(Data entries)
§

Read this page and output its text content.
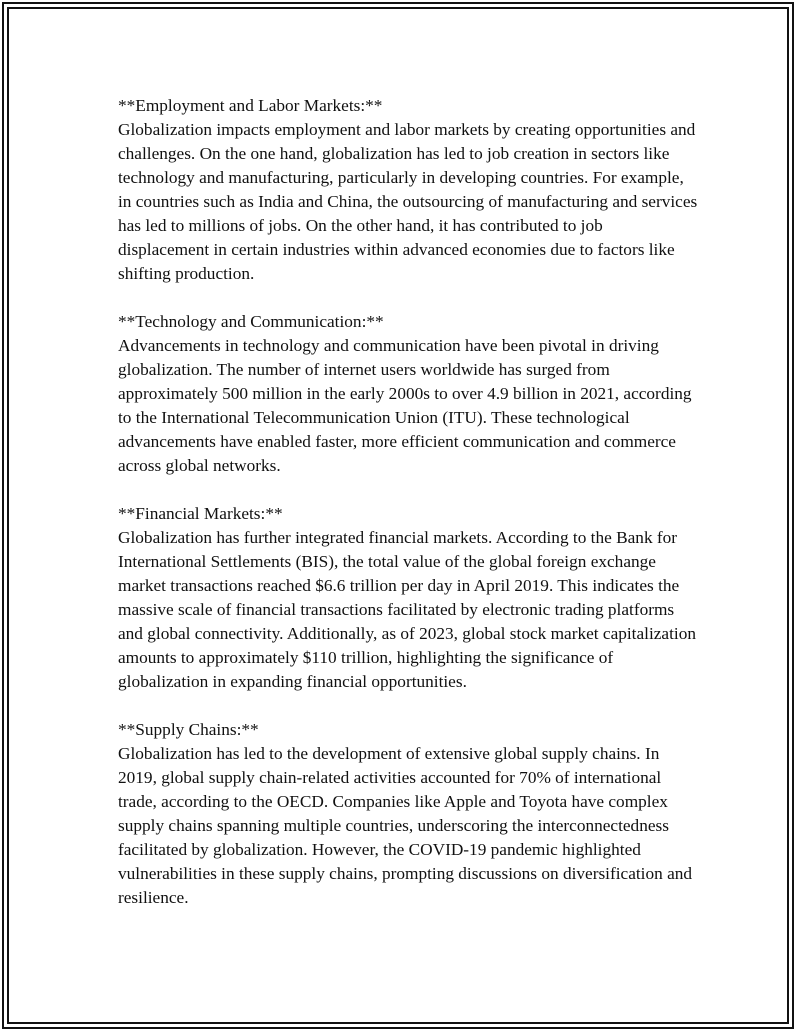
**Employment and Labor Markets:**

Globalization impacts employment and labor markets by creating opportunities and challenges. On the one hand, globalization has led to job creation in sectors like technology and manufacturing, particularly in developing countries. For example, in countries such as India and China, the outsourcing of manufacturing and services has led to millions of jobs. On the other hand, it has contributed to job displacement in certain industries within advanced economies due to factors like shifting production.

**Technology and Communication:**

Advancements in technology and communication have been pivotal in driving globalization. The number of internet users worldwide has surged from approximately 500 million in the early 2000s to over 4.9 billion in 2021, according to the International Telecommunication Union (ITU). These technological advancements have enabled faster, more efficient communication and commerce across global networks.

**Financial Markets:**

Globalization has further integrated financial markets. According to the Bank for International Settlements (BIS), the total value of the global foreign exchange market transactions reached $6.6 trillion per day in April 2019. This indicates the massive scale of financial transactions facilitated by electronic trading platforms and global connectivity. Additionally, as of 2023, global stock market capitalization amounts to approximately $110 trillion, highlighting the significance of globalization in expanding financial opportunities.

**Supply Chains:**

Globalization has led to the development of extensive global supply chains. In 2019, global supply chain-related activities accounted for 70% of international trade, according to the OECD. Companies like Apple and Toyota have complex supply chains spanning multiple countries, underscoring the interconnectedness facilitated by globalization. However, the COVID-19 pandemic highlighted vulnerabilities in these supply chains, prompting discussions on diversification and resilience.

§

**DO THIS**
Leave out the pictures and give the listing above again exactly.

**REPLY**
Read this page and output its text content.
**Employment and Labor Markets:**

Globalization impacts employment and labor markets by creating opportunities and challenges. On the one hand, globalization has led to job creation in sectors like technology and manufacturing, particularly in developing countries. For example, in countries such as India and China, the outsourcing of manufacturing and services has led to millions of jobs. On the other hand, it has contributed to job displacement in certain industries within advanced economies due to factors like shifting production.

**Technology and Communication:**

Advancements in technology and communication have been pivotal in driving globalization. The number of internet users worldwide has surged from approximately 500 million in the early 2000s to over 4.9 billion in 2021, according to the International Telecommunication Union (ITU). These technological advancements have enabled faster, more efficient communication and commerce across global networks.

**Financial Markets:**

Globalization has further integrated financial markets. According to the Bank for International Settlements (BIS), the total value of the global foreign exchange market transactions reached $6.6 trillion per day in April 2019. This indicates the massive scale of financial transactions facilitated by electronic trading platforms and global connectivity. Additionally, as of 2023, global stock market capitalization amounts to approximately $110 trillion, highlighting the significance of globalization in expanding financial opportunities.

**Supply Chains:**

Globalization has led to the development of extensive global supply chains. In 2019, global supply chain-related activities accounted for 70% of international trade, according to the OECD. Companies like Apple and Toyota have complex supply chains spanning multiple countries, underscoring the interconnectedness facilitated by globalization. However, the COVID-19 pandemic highlighted vulnerabilities in these supply chains, prompting discussions on diversification and resilience.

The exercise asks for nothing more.